— START Data for this task —
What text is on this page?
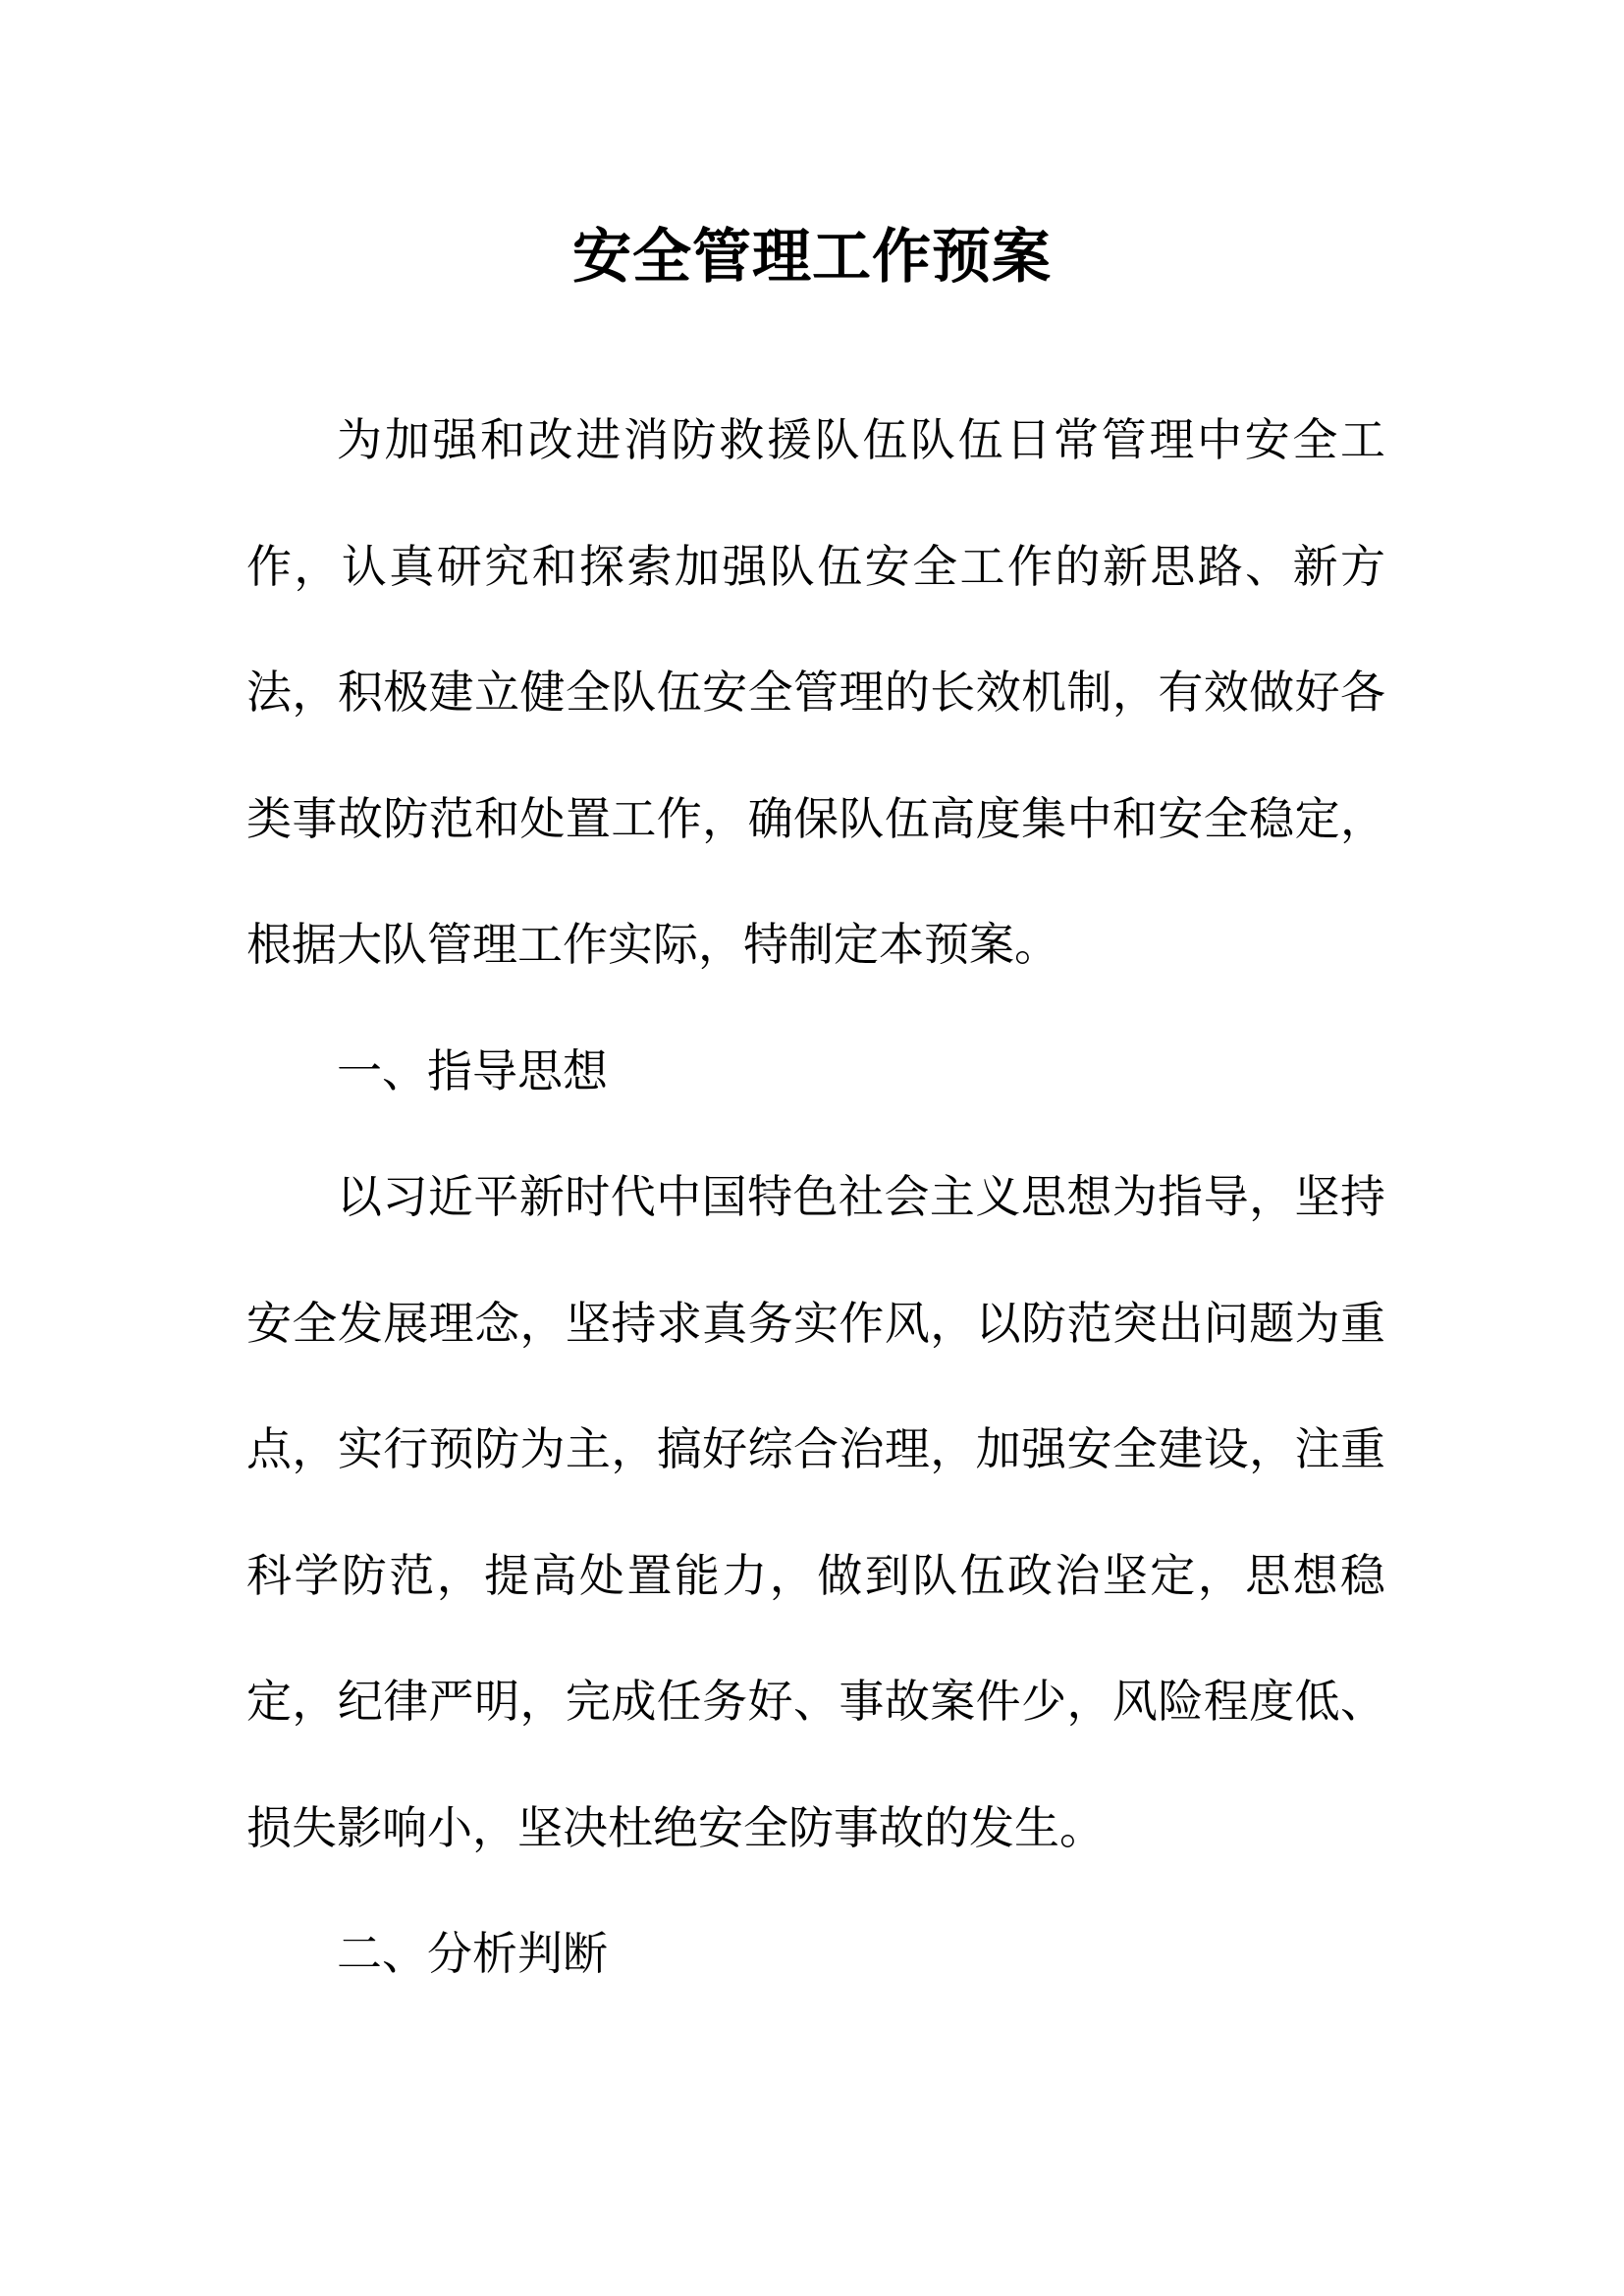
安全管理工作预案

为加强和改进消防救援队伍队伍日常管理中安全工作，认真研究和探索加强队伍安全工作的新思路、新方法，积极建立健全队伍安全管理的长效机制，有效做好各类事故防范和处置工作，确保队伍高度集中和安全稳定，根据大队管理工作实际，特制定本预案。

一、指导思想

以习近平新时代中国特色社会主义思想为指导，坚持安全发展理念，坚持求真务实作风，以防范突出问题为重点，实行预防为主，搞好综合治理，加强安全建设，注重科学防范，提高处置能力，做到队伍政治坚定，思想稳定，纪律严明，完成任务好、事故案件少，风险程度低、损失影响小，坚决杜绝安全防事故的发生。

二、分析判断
— END Data for this task —
* _Work required_:
Reproduce the material above in full and without alteration, but skip all pictures.

* _Final answer_:
What text is on this page?
安全管理工作预案

为加强和改进消防救援队伍队伍日常管理中安全工作，认真研究和探索加强队伍安全工作的新思路、新方法，积极建立健全队伍安全管理的长效机制，有效做好各类事故防范和处置工作，确保队伍高度集中和安全稳定，根据大队管理工作实际，特制定本预案。

一、指导思想

以习近平新时代中国特色社会主义思想为指导，坚持安全发展理念，坚持求真务实作风，以防范突出问题为重点，实行预防为主，搞好综合治理，加强安全建设，注重科学防范，提高处置能力，做到队伍政治坚定，思想稳定，纪律严明，完成任务好、事故案件少，风险程度低、损失影响小，坚决杜绝安全防事故的发生。

二、分析判断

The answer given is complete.